::: DOCUMENT EXCERPT :::
Adobe Walls Fight 1874

East of the Santa Fe trail, west of the Llano Estacado and south of the Canadian River, lie the ruins of an ancient Spanish trading post, the name of which was long ago forgotten. Because of its only visible remains, during the nineteenth century the site was known as Adobe Walls. It also just happened to lie quite near the migration path of the Great Central Herd of buffalo; today we'd say it sits in the panhandle of North Texas, about 150 miles southwest of Dodge City, Kansas.
There were two 'battles' at Adobe Walls, the first occurring on November 25th, 1864 with none other than Kit Carson in attendance, but it was the second which contained 'the stuff of legends'.
:::
- **DIRECTIVE A**: Say whether each statement agrees with the Adobe Walls text, answering yes or no and quoting the words of the text that decide it: (i) The first fight at Adobe Walls took place on November 25th, 1864. (ii) Adobe Walls lies about 150 miles northeast of Dodge City, Kansas. (iii) The site lies north of the Canadian River.
::: THE RECORDS :::
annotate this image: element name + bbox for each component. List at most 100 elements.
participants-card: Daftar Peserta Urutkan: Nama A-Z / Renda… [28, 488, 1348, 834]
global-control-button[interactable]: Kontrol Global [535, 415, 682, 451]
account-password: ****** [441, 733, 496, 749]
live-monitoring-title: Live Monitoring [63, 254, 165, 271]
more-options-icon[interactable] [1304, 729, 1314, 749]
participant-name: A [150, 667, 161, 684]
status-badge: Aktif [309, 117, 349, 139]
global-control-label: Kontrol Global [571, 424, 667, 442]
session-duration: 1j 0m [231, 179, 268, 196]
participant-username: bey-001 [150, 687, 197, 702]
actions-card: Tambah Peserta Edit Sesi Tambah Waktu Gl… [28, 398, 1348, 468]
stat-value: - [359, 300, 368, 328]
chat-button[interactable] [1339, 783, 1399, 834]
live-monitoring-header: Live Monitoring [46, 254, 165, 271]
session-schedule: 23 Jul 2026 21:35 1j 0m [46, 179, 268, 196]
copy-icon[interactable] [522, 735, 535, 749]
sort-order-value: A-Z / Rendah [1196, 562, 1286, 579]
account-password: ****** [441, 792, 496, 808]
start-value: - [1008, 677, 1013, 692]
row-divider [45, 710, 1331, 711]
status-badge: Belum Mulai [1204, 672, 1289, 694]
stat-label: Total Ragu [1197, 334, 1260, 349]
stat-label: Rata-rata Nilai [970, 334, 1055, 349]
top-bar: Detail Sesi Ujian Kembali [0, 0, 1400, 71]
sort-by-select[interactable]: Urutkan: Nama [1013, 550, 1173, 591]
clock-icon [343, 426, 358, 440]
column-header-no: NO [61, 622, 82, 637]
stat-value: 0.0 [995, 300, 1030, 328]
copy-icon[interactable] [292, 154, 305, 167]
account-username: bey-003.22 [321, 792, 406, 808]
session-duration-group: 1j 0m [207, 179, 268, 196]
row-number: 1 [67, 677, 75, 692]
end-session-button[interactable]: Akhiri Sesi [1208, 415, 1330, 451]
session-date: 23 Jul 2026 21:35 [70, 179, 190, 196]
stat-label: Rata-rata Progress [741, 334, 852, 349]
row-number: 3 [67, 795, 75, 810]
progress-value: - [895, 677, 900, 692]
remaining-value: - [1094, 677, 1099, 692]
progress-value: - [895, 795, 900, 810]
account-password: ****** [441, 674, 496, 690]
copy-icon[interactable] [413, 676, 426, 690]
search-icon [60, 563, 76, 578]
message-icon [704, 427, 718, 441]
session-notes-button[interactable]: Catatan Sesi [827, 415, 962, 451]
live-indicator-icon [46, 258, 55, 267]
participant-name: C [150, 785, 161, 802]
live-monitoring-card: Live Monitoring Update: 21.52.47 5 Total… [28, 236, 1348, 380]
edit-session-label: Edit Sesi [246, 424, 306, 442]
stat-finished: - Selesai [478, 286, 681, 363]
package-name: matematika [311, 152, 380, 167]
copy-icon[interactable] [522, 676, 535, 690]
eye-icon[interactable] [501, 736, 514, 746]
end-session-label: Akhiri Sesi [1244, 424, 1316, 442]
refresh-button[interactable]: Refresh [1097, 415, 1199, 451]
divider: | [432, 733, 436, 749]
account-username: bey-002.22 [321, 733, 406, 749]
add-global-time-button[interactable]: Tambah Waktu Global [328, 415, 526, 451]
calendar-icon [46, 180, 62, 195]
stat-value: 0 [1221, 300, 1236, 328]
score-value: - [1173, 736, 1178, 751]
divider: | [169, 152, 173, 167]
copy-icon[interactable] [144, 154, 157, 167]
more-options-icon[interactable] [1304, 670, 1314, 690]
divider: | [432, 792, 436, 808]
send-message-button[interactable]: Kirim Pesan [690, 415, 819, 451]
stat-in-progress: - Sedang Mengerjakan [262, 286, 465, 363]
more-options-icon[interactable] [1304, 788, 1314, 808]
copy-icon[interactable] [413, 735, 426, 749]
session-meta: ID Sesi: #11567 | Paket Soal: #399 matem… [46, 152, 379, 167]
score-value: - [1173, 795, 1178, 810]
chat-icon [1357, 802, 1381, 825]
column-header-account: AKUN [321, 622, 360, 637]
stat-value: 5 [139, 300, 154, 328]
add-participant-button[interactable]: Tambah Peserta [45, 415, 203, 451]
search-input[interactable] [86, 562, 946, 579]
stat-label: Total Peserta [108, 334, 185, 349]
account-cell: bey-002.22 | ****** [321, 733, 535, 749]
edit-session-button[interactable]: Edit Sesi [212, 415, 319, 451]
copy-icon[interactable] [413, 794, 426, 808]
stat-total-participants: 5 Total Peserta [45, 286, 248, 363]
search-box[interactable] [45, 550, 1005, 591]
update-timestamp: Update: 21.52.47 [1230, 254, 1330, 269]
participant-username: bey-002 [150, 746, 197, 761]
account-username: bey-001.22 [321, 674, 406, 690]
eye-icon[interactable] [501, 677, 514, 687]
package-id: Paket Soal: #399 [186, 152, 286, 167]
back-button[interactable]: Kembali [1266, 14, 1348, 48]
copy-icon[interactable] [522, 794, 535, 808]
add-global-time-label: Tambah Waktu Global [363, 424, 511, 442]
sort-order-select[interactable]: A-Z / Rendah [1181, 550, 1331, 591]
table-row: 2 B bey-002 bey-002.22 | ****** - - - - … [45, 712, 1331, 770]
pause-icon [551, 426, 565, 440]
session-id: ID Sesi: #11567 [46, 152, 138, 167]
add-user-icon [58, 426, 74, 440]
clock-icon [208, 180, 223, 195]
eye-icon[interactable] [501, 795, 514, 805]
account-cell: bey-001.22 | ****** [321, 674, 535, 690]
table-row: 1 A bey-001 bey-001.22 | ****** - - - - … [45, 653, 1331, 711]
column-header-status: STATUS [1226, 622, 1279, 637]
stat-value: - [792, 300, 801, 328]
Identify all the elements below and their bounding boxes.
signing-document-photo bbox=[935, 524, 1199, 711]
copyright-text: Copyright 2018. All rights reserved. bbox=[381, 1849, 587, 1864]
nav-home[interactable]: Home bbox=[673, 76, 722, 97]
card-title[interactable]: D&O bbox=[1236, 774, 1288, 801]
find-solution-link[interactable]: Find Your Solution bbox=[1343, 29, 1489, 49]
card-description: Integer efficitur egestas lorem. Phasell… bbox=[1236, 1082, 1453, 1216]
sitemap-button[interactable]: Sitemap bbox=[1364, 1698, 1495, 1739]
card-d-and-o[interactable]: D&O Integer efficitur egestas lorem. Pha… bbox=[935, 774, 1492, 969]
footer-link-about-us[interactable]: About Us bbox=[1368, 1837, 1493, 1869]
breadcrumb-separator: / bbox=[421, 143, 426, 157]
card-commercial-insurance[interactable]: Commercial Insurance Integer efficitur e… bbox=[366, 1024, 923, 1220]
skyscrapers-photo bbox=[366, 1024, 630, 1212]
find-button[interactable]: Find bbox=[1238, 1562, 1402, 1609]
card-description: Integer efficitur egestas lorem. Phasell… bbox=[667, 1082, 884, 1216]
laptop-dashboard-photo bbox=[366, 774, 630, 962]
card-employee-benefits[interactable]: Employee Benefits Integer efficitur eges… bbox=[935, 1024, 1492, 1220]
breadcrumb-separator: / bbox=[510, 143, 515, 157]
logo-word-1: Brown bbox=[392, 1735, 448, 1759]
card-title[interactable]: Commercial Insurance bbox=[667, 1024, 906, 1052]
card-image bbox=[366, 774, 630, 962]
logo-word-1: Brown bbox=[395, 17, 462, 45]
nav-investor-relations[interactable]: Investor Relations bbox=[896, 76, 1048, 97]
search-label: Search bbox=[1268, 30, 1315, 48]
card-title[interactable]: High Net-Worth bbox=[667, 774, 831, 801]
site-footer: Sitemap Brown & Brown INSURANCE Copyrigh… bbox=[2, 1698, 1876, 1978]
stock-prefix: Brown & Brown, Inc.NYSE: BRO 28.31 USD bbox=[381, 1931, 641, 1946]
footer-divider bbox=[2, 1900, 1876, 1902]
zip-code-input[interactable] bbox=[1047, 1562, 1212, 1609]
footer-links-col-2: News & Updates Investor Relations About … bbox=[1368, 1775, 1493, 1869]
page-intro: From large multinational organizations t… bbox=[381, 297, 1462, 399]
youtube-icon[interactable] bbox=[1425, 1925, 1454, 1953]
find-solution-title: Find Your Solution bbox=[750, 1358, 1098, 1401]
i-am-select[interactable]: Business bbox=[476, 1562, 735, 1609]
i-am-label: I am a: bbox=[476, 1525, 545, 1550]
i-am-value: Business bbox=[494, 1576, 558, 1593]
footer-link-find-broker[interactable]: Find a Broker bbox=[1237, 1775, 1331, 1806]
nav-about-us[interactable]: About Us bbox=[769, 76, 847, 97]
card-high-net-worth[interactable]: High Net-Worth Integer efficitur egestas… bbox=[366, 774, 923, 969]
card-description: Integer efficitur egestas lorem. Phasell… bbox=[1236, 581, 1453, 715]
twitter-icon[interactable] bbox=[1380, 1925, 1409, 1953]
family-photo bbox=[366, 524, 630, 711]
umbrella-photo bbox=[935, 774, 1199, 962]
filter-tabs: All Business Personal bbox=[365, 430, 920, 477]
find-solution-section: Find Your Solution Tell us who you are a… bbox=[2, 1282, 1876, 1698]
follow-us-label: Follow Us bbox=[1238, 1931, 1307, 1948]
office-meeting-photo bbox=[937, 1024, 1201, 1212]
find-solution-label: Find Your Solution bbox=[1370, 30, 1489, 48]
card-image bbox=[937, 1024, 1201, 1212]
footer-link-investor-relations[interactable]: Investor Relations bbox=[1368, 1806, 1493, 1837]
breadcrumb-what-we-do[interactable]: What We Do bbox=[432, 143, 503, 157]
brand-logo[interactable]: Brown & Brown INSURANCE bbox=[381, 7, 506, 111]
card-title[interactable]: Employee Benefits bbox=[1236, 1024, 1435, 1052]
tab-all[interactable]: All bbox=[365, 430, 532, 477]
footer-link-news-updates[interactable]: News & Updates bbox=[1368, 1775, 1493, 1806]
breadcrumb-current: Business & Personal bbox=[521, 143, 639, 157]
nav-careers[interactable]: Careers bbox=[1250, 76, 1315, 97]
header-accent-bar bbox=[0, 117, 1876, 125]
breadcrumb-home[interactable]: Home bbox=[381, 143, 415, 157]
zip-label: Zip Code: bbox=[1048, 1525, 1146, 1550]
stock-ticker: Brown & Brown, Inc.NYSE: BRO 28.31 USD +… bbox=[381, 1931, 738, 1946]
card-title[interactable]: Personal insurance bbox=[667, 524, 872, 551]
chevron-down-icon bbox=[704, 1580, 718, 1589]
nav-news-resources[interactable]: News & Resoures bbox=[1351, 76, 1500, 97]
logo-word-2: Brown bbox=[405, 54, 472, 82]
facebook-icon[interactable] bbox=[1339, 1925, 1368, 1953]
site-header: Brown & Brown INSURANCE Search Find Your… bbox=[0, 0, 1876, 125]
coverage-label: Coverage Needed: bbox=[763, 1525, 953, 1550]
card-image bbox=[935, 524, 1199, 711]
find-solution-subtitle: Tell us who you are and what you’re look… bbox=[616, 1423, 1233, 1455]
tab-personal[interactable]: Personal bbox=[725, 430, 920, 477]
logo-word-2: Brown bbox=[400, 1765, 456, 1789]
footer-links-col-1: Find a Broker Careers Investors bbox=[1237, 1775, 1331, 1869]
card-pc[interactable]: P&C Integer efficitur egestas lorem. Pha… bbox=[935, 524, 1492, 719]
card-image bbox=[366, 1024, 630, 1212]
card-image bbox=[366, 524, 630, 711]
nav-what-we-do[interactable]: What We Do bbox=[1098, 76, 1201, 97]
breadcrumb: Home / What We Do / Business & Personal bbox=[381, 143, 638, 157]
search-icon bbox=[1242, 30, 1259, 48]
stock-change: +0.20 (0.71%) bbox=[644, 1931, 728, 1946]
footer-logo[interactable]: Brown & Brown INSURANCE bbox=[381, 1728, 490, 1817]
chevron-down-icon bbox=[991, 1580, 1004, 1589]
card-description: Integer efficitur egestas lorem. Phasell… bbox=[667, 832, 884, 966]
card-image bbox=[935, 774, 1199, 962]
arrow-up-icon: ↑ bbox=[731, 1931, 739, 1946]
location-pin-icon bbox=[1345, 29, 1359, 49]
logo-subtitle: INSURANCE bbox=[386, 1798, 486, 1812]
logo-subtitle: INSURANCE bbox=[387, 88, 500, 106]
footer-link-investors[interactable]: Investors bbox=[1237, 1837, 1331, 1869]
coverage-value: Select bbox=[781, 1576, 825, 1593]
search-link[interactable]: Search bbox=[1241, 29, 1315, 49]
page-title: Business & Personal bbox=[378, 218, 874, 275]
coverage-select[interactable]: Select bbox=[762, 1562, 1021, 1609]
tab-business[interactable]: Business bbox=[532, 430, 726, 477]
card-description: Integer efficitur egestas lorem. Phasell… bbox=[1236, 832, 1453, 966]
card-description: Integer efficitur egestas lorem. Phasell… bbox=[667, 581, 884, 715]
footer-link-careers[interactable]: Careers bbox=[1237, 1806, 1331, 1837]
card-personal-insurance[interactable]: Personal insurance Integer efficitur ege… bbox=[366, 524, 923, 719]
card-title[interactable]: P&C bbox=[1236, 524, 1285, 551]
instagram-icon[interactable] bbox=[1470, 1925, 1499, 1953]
:::
- **DIRECTIVE B**: Please reproduce the entries word for word, beginning at their first line and stopping after the line that contains "account-password: ****** [441, 733, 496, 749]", with both of those lines included.

- **COMPLETE OUTPUT A**:
(i) Yes: "the first occurring on November 25th, 1864"
(ii) No: "about 150 miles southwest of Dodge City, Kansas"
(iii) No: "south of the Canadian River"

- **COMPLETE OUTPUT B**:
annotate this image: element name + bbox for each component. List at most 100 elements.
participants-card: Daftar Peserta Urutkan: Nama A-Z / Renda… [28, 488, 1348, 834]
global-control-button[interactable]: Kontrol Global [535, 415, 682, 451]
account-password: ****** [441, 733, 496, 749]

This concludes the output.